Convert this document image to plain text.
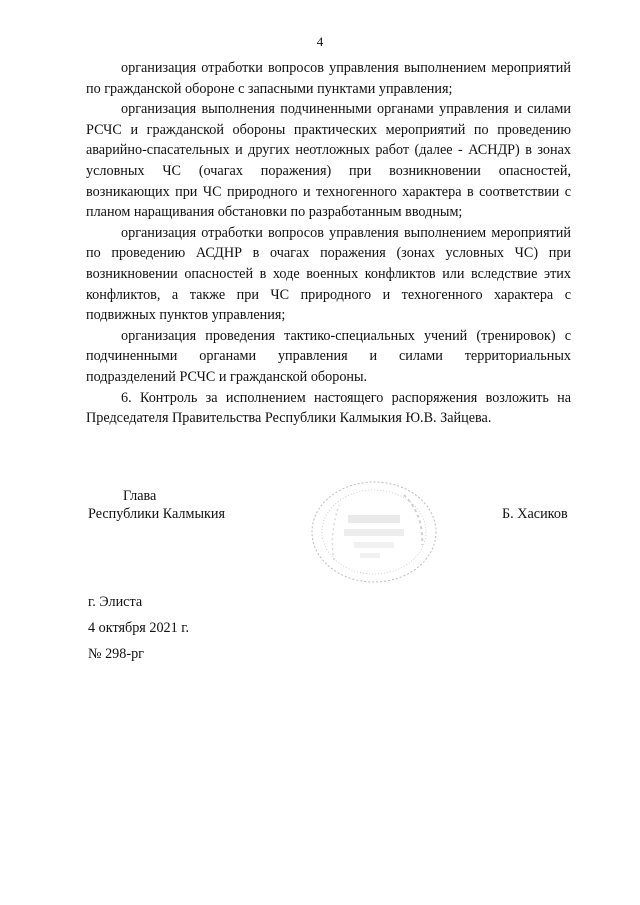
4

организация отработки вопросов управления выполнением мероприятий по гражданской обороне с запасными пунктами управления;

организация выполнения подчиненными органами управления и силами РСЧС и гражданской обороны практических мероприятий по проведению аварийно-спасательных и других неотложных работ (далее - АСНДР) в зонах условных ЧС (очагах поражения) при возникновении опасностей, возникающих при ЧС природного и техногенного характера в соответствии с планом наращивания обстановки по разработанным вводным;

организация отработки вопросов управления выполнением мероприятий по проведению АСДНР в очагах поражения (зонах условных ЧС) при возникновении опасностей в ходе военных конфликтов или вследствие этих конфликтов, а также при ЧС природного и техногенного характера с подвижных пунктов управления;

организация проведения тактико-специальных учений (тренировок) с подчиненными органами управления и силами территориальных подразделений РСЧС и гражданской обороны.

6. Контроль за исполнением настоящего распоряжения возложить на Председателя Правительства Республики Калмыкия Ю.В. Зайцева.

Глава
Республики Калмыкия	Б. Хасиков
г. Элиста
4 октября 2021 г.
№ 298-рг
____
§ **OBJECTIVE**
Give every line back word for word and leave the pictures out.

§ **TASK RESPONSE**
Convert this document image to plain text.
4

организация отработки вопросов управления выполнением мероприятий по гражданской обороне с запасными пунктами управления;

организация выполнения подчиненными органами управления и силами РСЧС и гражданской обороны практических мероприятий по проведению аварийно-спасательных и других неотложных работ (далее - АСНДР) в зонах условных ЧС (очагах поражения) при возникновении опасностей, возникающих при ЧС природного и техногенного характера в соответствии с планом наращивания обстановки по разработанным вводным;

организация отработки вопросов управления выполнением мероприятий по проведению АСДНР в очагах поражения (зонах условных ЧС) при возникновении опасностей в ходе военных конфликтов или вследствие этих конфликтов, а также при ЧС природного и техногенного характера с подвижных пунктов управления;

организация проведения тактико-специальных учений (тренировок) с подчиненными органами управления и силами территориальных подразделений РСЧС и гражданской обороны.

6. Контроль за исполнением настоящего распоряжения возложить на Председателя Правительства Республики Калмыкия Ю.В. Зайцева.

Глава
Республики Калмыкия	Б. Хасиков
г. Элиста
4 октября 2021 г.
№ 298-рг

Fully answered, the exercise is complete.